» THE PROBLEM: Pick out the lines below with "screenshot" and list them.

» TASK INPUTS:

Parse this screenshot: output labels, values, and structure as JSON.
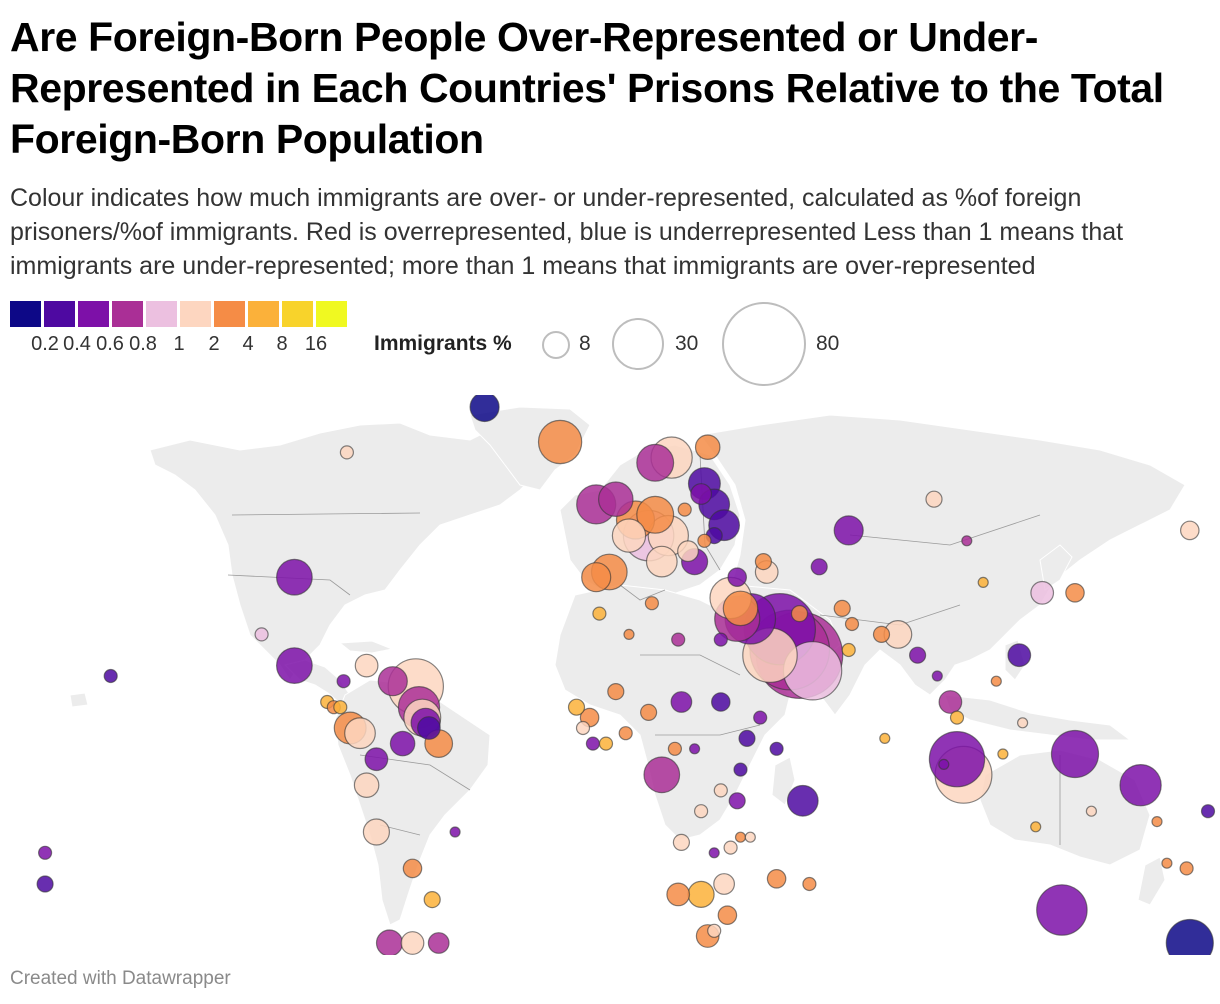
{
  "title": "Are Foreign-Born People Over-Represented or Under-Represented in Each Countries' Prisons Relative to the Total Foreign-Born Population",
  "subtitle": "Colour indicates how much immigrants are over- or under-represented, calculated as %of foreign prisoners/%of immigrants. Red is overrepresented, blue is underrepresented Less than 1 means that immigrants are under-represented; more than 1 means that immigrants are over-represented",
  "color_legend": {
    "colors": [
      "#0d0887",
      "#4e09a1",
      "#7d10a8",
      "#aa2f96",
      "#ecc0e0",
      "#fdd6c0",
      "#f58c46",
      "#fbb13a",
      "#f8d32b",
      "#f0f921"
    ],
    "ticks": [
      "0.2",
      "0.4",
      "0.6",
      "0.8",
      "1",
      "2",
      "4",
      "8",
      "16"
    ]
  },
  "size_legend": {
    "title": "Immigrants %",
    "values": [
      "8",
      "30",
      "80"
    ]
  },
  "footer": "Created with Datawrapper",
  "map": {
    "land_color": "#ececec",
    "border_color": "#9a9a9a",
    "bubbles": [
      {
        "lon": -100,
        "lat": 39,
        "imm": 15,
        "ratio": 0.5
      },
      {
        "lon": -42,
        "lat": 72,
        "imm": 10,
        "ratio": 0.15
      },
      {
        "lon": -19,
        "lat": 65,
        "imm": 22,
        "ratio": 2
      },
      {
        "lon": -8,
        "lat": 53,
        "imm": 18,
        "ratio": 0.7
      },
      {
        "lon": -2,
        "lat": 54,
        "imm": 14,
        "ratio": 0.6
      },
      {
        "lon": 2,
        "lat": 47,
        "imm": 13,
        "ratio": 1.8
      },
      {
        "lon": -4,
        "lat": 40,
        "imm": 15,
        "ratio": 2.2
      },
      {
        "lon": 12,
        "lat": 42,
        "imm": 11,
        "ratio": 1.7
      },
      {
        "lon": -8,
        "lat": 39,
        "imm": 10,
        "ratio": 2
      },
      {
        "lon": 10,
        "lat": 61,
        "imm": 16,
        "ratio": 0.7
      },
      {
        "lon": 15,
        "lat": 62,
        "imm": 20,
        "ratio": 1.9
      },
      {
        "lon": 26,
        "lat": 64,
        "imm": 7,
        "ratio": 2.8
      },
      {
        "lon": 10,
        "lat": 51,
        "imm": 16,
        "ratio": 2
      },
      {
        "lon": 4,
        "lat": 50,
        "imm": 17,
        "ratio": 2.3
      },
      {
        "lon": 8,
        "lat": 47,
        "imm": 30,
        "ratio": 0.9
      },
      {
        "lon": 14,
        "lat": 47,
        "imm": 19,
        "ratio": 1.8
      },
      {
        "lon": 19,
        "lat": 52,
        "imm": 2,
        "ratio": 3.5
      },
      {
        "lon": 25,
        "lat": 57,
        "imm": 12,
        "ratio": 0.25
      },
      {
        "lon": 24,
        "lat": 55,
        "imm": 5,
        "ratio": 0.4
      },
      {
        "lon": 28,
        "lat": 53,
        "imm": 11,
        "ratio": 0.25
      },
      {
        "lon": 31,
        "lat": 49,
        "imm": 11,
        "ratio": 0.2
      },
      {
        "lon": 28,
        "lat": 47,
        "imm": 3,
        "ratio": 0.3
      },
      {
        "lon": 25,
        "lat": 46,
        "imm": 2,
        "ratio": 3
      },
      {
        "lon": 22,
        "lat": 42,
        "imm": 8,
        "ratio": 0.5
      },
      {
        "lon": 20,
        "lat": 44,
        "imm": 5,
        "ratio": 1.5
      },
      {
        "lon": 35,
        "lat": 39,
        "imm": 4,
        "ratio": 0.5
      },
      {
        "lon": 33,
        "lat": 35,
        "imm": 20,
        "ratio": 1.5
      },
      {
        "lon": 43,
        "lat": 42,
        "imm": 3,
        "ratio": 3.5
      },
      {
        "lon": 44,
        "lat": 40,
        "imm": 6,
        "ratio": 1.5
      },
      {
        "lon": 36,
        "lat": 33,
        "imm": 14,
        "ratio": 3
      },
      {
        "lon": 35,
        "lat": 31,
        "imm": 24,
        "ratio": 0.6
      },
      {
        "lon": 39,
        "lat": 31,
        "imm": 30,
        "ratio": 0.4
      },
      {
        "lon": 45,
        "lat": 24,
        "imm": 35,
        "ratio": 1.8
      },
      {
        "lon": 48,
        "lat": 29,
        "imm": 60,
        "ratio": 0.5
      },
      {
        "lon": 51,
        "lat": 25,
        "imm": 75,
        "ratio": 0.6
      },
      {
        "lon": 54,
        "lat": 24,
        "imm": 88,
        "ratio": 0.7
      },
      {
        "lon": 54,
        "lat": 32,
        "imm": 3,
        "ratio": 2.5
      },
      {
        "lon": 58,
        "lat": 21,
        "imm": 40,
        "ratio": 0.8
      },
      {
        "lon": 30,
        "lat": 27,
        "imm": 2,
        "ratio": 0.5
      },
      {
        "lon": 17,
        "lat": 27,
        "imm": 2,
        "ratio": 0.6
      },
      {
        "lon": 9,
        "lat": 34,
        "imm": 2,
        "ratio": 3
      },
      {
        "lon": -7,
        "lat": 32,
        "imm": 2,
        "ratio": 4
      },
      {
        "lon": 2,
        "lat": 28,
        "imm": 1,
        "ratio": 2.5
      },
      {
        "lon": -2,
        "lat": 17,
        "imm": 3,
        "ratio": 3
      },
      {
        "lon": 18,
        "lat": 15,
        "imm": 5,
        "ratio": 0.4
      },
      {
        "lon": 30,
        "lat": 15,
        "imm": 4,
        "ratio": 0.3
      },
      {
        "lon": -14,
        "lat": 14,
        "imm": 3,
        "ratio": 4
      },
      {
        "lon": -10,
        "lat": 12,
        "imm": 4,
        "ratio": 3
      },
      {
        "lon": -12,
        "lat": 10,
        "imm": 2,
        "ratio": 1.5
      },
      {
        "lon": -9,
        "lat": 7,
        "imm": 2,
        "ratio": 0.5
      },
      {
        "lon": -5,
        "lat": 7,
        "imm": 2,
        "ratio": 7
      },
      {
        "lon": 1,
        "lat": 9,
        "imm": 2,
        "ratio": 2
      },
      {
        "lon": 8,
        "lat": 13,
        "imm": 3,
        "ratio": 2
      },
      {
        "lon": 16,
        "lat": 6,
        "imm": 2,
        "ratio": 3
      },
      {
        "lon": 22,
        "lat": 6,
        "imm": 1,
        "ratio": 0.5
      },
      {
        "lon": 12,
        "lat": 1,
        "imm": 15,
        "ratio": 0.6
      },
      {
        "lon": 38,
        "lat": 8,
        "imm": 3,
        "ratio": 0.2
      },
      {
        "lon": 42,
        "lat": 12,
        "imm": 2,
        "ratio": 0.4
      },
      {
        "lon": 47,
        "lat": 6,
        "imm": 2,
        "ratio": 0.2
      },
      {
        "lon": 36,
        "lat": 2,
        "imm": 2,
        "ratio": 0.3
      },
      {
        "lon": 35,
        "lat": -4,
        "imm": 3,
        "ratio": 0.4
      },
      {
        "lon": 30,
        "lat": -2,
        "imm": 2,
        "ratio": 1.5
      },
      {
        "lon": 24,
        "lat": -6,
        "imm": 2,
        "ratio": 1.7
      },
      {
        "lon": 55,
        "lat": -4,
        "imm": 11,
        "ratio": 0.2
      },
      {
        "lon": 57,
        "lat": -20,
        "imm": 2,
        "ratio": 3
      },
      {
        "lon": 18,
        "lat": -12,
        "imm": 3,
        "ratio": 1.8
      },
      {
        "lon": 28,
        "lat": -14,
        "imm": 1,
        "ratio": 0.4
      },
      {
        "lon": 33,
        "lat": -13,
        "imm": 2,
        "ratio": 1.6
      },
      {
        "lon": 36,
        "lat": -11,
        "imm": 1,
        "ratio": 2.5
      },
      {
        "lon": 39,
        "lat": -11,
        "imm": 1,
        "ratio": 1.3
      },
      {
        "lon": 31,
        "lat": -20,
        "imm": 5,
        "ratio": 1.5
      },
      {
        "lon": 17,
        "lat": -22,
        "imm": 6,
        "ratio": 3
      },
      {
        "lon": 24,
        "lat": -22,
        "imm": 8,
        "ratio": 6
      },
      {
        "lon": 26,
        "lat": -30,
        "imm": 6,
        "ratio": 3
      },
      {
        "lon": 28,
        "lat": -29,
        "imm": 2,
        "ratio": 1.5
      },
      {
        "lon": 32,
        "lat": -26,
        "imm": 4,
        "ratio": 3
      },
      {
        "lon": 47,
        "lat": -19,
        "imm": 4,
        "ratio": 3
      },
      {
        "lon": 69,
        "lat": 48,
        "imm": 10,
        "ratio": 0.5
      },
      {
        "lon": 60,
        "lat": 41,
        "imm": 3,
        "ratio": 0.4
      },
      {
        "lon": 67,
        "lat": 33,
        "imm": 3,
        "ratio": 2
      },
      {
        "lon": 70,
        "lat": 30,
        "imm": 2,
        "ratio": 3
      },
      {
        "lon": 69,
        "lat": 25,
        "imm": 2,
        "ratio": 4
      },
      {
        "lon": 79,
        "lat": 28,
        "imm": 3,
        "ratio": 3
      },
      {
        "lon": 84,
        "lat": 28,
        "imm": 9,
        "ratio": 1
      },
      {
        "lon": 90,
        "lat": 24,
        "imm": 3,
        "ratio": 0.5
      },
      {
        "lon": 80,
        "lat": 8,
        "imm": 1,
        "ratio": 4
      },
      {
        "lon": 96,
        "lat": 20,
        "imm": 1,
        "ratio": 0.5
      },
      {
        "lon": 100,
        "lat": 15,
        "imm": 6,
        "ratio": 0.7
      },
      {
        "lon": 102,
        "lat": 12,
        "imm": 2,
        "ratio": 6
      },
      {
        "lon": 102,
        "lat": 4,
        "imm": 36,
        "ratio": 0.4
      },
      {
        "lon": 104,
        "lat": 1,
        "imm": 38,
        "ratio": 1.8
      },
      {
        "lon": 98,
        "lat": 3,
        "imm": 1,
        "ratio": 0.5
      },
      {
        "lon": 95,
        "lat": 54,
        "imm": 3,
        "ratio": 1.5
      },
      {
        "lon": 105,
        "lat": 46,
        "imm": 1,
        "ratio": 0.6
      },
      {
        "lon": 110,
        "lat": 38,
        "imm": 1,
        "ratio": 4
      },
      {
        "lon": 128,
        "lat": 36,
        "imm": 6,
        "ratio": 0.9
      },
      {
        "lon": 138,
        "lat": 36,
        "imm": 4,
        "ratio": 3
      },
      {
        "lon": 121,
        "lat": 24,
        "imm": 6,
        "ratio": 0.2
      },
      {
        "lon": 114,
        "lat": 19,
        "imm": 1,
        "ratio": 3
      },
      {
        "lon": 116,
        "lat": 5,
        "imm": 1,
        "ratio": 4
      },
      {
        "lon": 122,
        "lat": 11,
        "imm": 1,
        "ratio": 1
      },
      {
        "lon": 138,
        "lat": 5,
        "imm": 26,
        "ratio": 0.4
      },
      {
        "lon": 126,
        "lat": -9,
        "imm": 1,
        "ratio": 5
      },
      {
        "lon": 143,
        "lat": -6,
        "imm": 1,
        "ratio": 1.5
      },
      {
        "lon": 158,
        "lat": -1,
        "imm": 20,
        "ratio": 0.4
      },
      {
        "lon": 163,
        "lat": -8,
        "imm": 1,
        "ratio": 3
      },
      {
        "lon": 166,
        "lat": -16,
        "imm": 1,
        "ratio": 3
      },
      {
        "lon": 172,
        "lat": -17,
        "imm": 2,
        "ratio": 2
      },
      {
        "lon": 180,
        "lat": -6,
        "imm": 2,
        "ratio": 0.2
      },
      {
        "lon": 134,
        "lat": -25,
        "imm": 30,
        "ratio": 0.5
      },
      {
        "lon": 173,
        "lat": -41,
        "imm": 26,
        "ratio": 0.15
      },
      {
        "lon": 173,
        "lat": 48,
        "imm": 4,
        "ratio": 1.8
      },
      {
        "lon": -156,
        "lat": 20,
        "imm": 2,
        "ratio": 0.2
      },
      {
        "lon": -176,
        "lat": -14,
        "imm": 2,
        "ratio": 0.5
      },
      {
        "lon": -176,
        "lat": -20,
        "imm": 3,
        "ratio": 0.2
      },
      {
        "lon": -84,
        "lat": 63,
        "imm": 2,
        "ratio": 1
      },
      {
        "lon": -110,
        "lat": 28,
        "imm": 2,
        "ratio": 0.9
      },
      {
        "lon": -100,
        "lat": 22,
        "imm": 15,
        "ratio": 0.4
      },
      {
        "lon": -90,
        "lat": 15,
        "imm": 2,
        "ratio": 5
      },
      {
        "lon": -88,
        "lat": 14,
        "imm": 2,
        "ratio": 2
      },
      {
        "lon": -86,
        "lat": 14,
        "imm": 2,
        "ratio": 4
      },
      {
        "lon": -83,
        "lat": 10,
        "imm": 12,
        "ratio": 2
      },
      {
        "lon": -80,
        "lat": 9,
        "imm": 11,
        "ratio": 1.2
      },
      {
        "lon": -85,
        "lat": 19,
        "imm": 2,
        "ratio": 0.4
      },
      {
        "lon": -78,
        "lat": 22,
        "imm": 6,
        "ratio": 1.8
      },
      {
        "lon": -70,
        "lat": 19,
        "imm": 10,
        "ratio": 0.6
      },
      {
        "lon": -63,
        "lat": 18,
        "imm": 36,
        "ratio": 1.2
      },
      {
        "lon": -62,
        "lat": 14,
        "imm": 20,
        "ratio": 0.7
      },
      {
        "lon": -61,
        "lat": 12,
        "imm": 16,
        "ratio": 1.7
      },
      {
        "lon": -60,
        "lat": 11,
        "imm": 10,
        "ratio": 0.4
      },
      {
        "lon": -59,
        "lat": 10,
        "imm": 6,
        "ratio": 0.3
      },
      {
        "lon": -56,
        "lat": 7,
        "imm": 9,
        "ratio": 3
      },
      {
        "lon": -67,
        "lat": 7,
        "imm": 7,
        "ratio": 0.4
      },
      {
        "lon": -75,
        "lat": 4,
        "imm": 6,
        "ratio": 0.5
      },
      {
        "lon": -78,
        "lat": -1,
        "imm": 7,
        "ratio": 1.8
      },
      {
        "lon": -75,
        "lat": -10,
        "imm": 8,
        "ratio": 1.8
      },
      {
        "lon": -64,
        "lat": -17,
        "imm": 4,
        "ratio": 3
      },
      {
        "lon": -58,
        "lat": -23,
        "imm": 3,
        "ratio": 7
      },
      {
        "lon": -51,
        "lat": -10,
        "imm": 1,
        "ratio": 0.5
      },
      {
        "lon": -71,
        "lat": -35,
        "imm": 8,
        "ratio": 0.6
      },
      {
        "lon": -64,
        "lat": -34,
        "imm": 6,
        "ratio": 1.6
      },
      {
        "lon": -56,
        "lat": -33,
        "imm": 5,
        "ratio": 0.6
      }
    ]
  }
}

==

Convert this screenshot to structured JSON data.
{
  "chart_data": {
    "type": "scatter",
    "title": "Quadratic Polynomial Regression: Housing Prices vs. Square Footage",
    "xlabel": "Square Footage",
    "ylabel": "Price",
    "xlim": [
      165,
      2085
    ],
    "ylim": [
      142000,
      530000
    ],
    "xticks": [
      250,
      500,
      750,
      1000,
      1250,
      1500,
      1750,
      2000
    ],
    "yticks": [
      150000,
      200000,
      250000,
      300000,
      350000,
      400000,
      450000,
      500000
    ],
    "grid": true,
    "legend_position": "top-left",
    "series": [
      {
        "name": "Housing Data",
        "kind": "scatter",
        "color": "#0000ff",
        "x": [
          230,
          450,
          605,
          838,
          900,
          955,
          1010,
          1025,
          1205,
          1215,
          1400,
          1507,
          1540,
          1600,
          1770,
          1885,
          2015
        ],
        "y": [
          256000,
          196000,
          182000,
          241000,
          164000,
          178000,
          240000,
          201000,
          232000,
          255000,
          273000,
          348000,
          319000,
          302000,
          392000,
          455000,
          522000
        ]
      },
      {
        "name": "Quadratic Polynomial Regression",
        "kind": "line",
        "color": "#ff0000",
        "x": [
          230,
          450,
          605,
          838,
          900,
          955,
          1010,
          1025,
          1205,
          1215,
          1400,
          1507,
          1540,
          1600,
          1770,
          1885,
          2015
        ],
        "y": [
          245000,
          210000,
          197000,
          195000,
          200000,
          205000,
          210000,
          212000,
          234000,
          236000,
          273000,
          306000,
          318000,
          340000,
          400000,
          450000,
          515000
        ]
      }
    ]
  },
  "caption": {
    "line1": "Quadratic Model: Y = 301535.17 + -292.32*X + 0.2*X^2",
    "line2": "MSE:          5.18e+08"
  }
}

» OUTPUT FOR THIS TASK:
Parse this screenshot: output labels, values, and structure as JSON.
Convert this screenshot to structured JSON data.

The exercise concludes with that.